----- RECORDS FOR THIS EXERCISE -----

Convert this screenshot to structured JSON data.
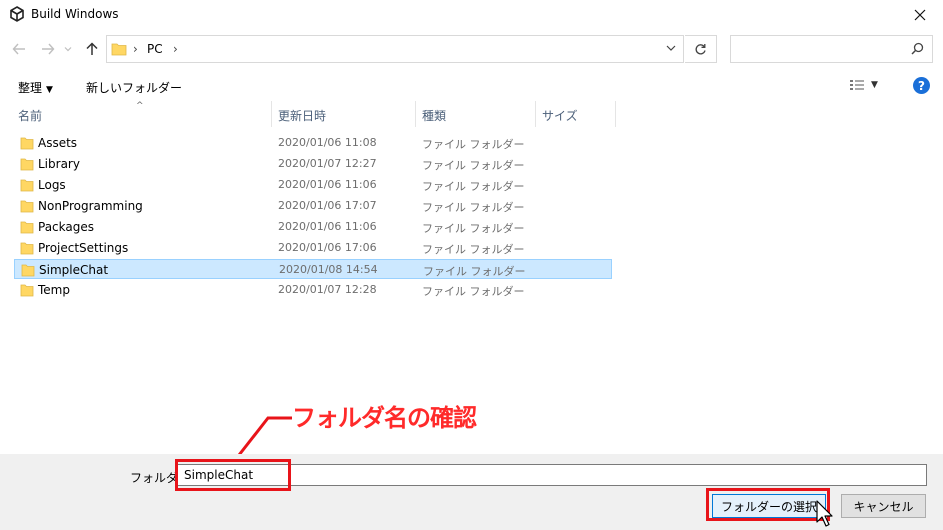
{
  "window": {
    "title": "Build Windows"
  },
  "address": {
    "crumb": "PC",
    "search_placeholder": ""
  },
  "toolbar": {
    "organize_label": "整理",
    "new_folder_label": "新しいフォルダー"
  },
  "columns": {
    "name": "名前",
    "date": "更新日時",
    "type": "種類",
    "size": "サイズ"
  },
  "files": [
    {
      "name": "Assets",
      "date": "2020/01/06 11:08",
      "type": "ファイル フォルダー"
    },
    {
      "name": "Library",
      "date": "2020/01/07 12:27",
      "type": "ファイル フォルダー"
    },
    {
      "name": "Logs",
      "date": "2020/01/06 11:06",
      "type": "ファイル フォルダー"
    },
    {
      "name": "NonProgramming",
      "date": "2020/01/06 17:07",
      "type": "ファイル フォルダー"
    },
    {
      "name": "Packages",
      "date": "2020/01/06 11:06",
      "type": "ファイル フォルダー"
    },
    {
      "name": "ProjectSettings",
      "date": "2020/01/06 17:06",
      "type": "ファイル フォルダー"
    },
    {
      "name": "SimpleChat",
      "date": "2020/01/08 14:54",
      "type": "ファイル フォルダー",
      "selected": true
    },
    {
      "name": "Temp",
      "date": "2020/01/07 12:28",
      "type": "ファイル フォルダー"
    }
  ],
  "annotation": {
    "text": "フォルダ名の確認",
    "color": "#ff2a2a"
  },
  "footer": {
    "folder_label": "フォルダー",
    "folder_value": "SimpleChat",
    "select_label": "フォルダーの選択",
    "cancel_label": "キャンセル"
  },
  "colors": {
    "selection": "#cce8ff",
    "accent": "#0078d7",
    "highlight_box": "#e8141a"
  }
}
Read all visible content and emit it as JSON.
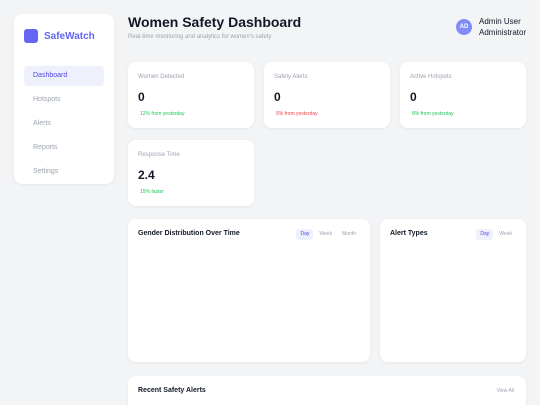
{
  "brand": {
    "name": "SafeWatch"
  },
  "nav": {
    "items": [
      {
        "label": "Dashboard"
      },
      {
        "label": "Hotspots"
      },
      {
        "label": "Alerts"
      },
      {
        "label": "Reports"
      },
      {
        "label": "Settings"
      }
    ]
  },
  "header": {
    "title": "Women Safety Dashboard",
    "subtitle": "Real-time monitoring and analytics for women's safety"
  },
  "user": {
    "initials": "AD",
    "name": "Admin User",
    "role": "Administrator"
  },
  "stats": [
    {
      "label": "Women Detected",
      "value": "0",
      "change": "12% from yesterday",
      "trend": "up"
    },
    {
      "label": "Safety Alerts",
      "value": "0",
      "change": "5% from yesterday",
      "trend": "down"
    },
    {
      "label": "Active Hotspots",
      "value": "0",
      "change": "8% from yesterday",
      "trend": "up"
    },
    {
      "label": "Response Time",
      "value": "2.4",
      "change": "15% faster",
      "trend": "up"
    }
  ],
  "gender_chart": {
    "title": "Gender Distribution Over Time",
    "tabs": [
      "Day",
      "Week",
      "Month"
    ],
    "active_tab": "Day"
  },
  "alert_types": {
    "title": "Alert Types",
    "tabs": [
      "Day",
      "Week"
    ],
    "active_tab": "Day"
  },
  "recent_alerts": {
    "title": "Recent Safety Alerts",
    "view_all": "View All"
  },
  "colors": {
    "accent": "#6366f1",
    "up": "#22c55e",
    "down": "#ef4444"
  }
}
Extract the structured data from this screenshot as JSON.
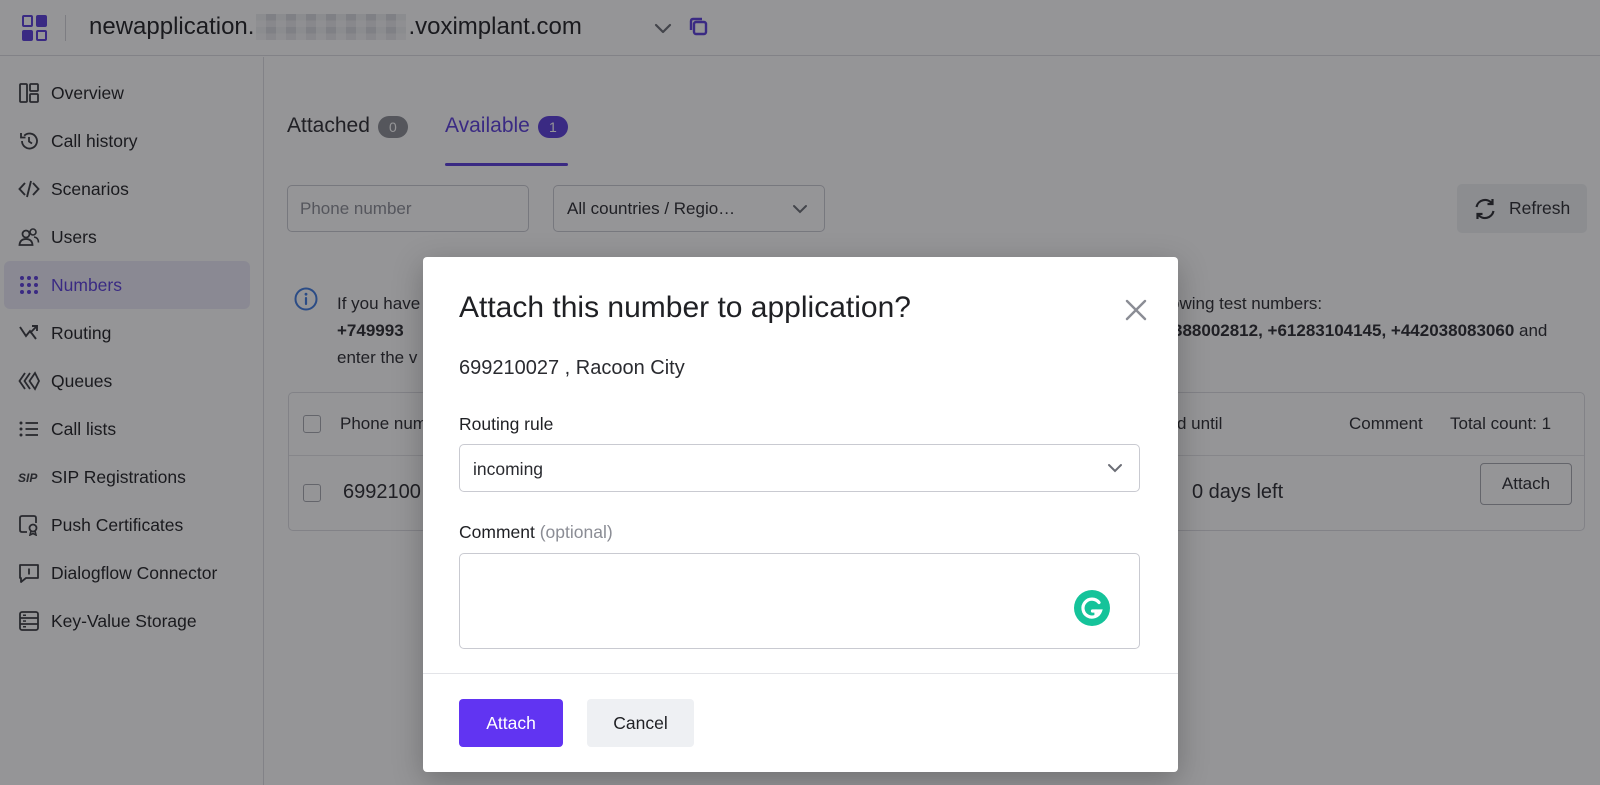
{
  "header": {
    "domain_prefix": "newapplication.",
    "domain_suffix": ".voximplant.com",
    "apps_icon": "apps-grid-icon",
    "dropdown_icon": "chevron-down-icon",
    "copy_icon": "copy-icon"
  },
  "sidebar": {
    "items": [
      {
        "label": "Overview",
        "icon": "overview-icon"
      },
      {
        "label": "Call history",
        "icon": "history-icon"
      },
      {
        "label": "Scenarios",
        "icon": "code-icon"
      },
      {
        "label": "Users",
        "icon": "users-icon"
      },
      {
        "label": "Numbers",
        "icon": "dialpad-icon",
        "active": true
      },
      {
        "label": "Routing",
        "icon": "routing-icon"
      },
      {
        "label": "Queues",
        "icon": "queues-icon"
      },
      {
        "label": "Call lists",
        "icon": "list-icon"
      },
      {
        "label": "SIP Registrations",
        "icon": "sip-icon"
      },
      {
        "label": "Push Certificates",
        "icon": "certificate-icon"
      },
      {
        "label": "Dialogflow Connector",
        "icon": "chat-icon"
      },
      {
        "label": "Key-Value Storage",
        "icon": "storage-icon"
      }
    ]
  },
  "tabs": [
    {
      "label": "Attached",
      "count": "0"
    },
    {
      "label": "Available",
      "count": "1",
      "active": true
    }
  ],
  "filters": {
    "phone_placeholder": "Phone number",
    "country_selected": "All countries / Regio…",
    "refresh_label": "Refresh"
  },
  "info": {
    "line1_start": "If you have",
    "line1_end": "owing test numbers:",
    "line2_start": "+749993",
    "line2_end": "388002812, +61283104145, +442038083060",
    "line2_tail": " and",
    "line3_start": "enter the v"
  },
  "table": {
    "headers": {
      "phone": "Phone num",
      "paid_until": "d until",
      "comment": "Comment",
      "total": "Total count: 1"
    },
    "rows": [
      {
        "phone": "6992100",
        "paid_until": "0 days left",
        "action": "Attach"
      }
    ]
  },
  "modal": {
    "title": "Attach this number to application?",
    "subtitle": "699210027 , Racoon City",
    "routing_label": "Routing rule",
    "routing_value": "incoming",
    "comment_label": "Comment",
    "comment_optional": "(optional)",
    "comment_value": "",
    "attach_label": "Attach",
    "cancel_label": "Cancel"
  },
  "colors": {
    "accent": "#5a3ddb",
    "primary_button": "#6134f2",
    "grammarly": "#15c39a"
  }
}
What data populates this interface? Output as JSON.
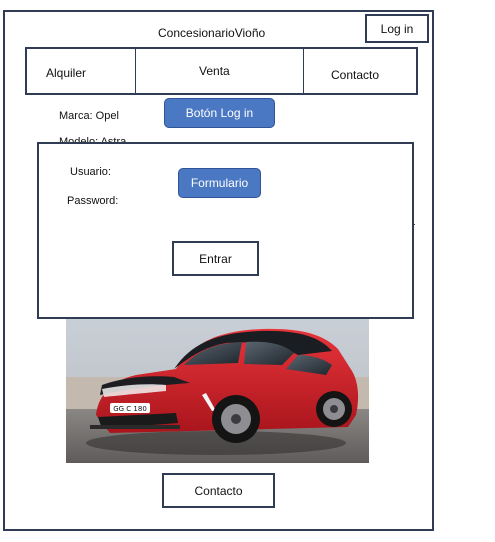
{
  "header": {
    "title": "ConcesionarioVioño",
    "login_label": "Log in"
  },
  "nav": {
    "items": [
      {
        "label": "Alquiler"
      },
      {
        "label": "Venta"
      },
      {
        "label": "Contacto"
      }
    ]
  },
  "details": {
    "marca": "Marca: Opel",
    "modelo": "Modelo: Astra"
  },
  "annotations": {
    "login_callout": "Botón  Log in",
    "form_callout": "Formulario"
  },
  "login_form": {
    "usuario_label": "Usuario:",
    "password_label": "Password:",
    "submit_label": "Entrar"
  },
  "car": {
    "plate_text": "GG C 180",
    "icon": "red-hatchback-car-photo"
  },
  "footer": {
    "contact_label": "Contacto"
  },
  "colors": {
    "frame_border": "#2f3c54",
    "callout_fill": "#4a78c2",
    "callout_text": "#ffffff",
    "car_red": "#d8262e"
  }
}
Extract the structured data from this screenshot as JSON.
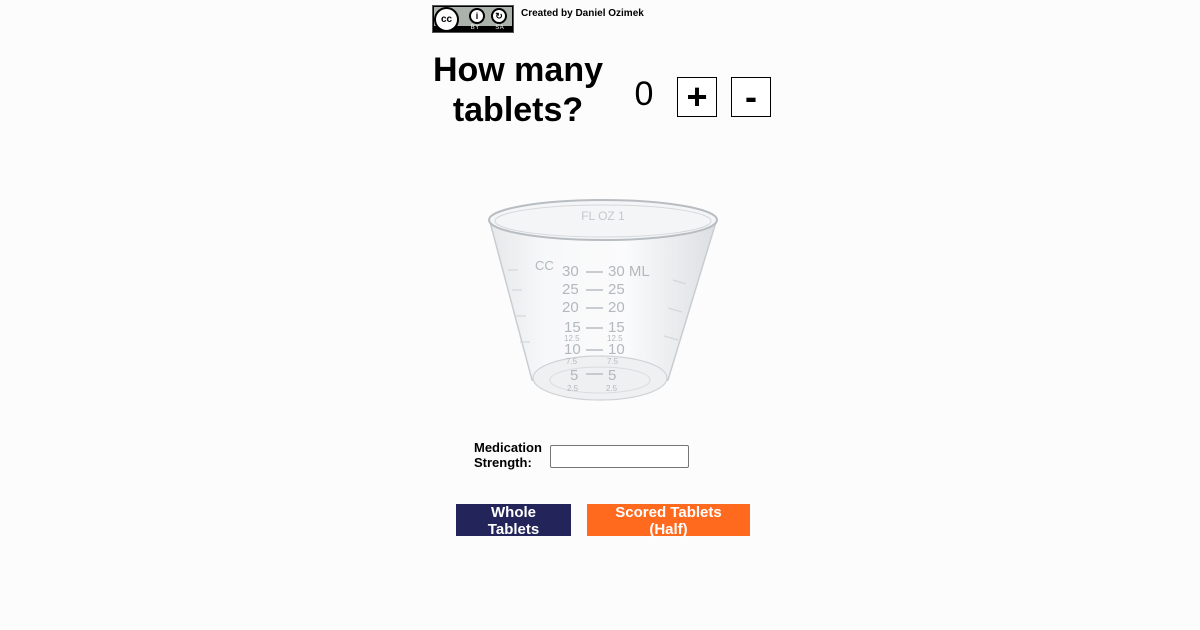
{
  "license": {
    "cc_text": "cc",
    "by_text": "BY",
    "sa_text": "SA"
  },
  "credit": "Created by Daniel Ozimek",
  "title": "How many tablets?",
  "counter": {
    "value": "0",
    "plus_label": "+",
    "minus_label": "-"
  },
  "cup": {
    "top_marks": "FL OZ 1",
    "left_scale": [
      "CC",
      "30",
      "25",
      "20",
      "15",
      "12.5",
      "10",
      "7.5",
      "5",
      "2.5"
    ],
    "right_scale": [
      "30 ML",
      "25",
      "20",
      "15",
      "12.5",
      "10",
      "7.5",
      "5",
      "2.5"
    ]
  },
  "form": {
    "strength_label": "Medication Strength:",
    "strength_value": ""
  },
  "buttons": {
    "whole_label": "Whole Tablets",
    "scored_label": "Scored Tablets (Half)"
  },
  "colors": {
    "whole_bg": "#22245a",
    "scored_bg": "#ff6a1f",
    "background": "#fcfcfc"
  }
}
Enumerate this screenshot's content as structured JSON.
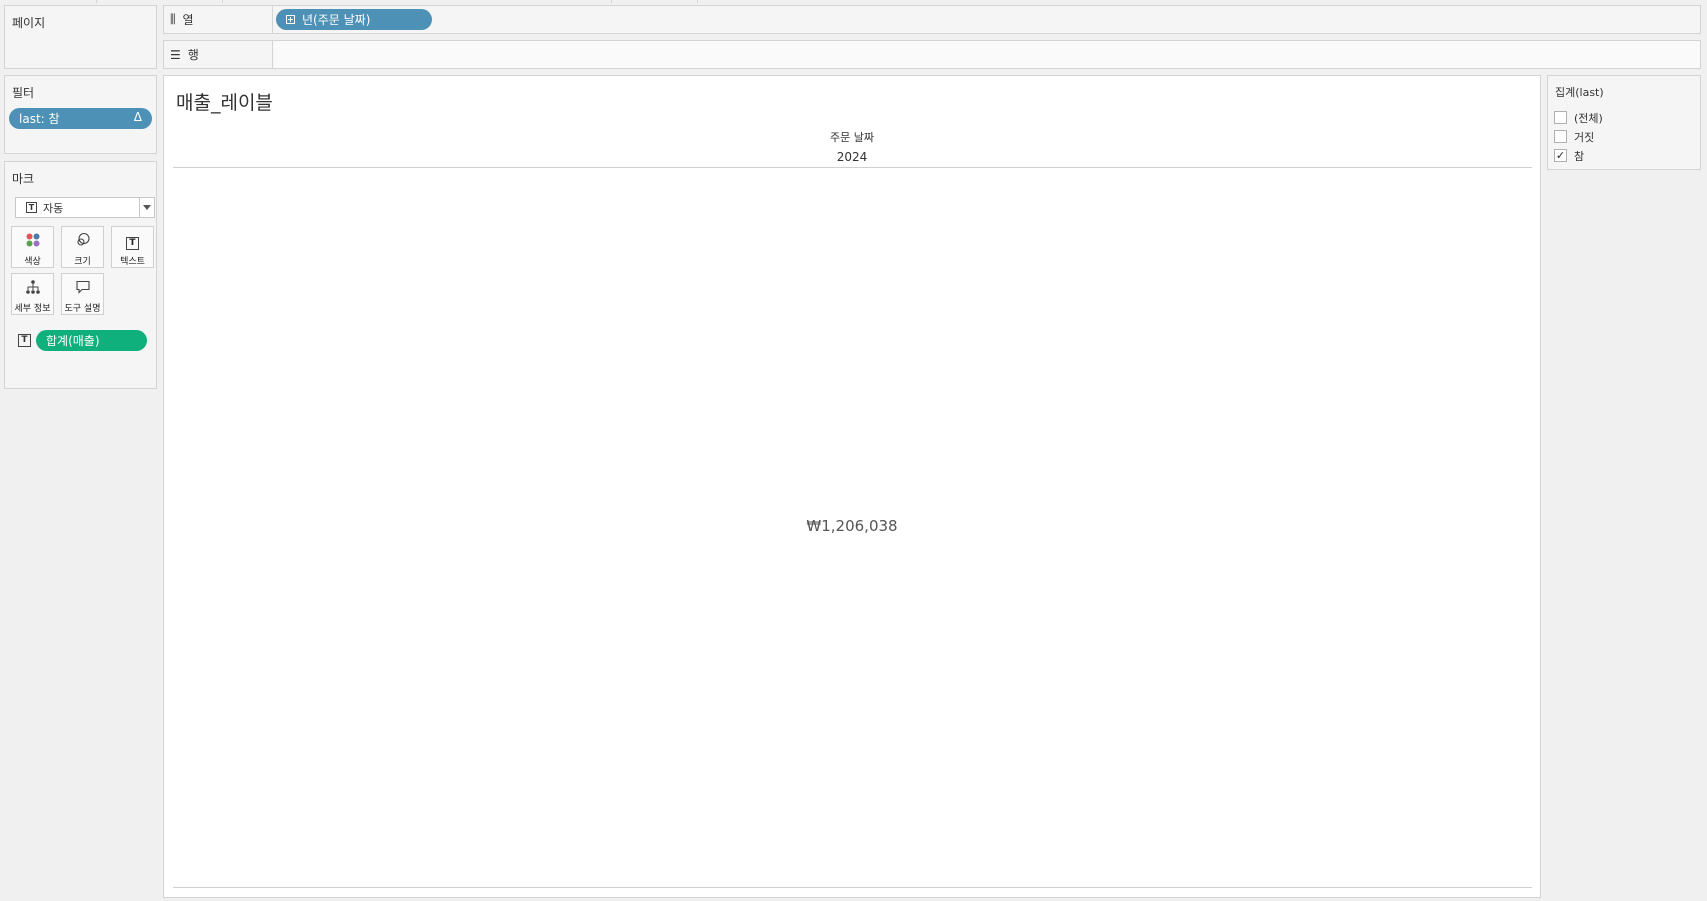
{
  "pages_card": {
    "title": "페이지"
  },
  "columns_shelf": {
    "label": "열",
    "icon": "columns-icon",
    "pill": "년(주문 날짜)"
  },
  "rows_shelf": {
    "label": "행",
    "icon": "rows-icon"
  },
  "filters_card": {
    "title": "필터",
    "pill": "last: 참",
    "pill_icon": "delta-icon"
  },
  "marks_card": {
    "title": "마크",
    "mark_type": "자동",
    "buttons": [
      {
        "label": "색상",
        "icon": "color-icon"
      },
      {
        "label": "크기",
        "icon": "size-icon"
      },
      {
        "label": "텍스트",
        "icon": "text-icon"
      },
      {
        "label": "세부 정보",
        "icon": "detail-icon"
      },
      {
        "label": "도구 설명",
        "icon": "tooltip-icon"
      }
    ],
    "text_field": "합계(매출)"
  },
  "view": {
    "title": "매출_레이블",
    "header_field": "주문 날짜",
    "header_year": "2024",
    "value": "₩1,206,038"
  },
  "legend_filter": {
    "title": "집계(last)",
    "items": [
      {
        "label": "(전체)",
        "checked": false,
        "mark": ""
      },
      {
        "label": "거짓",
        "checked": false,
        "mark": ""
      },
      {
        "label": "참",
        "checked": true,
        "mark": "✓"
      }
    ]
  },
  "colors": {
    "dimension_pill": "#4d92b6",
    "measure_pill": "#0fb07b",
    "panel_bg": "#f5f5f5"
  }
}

-----

▶ [THE REQUEST] What is the number of lines in the records that contain the word "structured"? Answer with the number and nothing else.

▶ [RESULT] 4